— RECORD SET —

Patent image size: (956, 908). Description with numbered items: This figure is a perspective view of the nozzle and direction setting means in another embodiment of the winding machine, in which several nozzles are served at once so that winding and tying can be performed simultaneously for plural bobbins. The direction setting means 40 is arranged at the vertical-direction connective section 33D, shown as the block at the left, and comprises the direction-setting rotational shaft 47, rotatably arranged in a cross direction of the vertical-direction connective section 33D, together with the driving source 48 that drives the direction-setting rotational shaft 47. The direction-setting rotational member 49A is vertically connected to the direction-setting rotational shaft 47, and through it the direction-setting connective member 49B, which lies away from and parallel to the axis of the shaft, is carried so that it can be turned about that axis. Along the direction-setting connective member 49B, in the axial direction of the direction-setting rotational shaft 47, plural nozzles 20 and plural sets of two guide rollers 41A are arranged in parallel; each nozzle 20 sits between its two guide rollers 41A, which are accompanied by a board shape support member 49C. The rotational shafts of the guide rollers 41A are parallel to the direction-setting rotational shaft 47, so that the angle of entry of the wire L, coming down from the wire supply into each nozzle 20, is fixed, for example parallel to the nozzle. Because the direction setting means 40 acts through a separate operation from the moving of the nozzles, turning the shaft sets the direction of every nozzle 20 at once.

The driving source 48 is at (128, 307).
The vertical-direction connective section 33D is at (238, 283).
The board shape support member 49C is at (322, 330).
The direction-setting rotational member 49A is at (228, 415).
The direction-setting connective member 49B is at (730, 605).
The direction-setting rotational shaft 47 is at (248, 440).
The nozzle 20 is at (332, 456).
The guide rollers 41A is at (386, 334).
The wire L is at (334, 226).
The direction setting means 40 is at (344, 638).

— SHORT TASK —
List every line of the data above that contains the string "shaft". Case counts.

— TASK OUTPUT —
Patent image size: (956, 908). Description with numbered items: This figure is a perspective view of the nozzle and direction setting means in another embodiment of the winding machine, in which several nozzles are served at once so that winding and tying can be performed simultaneously for plural bobbins. The direction setting means 40 is arranged at the vertical-direction connective section 33D, shown as the block at the left, and comprises the direction-setting rotational shaft 47, rotatably arranged in a cross direction of the vertical-direction connective section 33D, together with the driving source 48 that drives the direction-setting rotational shaft 47. The direction-setting rotational member 49A is vertically connected to the direction-setting rotational shaft 47, and through it the direction-setting connective member 49B, which lies away from and parallel to the axis of the shaft, is carried so that it can be turned about that axis. Along the direction-setting connective member 49B, in the axial direction of the direction-setting rotational shaft 47, plural nozzles 20 and plural sets of two guide rollers 41A are arranged in parallel; each nozzle 20 sits between its two guide rollers 41A, which are accompanied by a board shape support member 49C. The rotational shafts of the guide rollers 41A are parallel to the direction-setting rotational shaft 47, so that the angle of entry of the wire L, coming down from the wire supply into each nozzle 20, is fixed, for example parallel to the nozzle. Because the direction setting means 40 acts through a separate operation from the moving of the nozzles, turning the shaft sets the direction of every nozzle 20 at once.
The direction-setting rotational shaft 47 is at (248, 440).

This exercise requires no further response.